→ **Data for this exercise**:
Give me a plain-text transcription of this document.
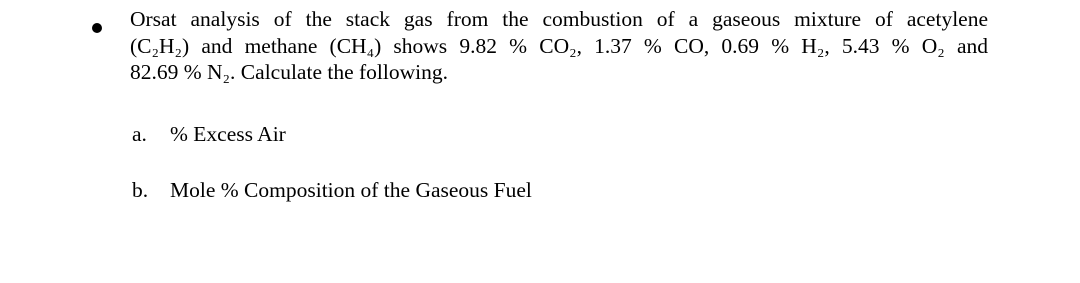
Orsat analysis of the stack gas from the combustion of a gaseous mixture of acetylene
(C₂H₂) and methane (CH₄) shows 9.82 % CO₂, 1.37 % CO, 0.69 % H₂, 5.43 % O₂ and
82.69 % N₂. Calculate the following.
a. % Excess Air
b. Mole % Composition of the Gaseous Fuel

→ **Given problem**:
Using the records above, retype everything exactly except the pictures.

→ **Response to this exercise**:
Give me a plain-text transcription of this document.
Orsat analysis of the stack gas from the combustion of a gaseous mixture of acetylene
(C₂H₂) and methane (CH₄) shows 9.82 % CO₂, 1.37 % CO, 0.69 % H₂, 5.43 % O₂ and
82.69 % N₂. Calculate the following.
a. % Excess Air
b. Mole % Composition of the Gaseous Fuel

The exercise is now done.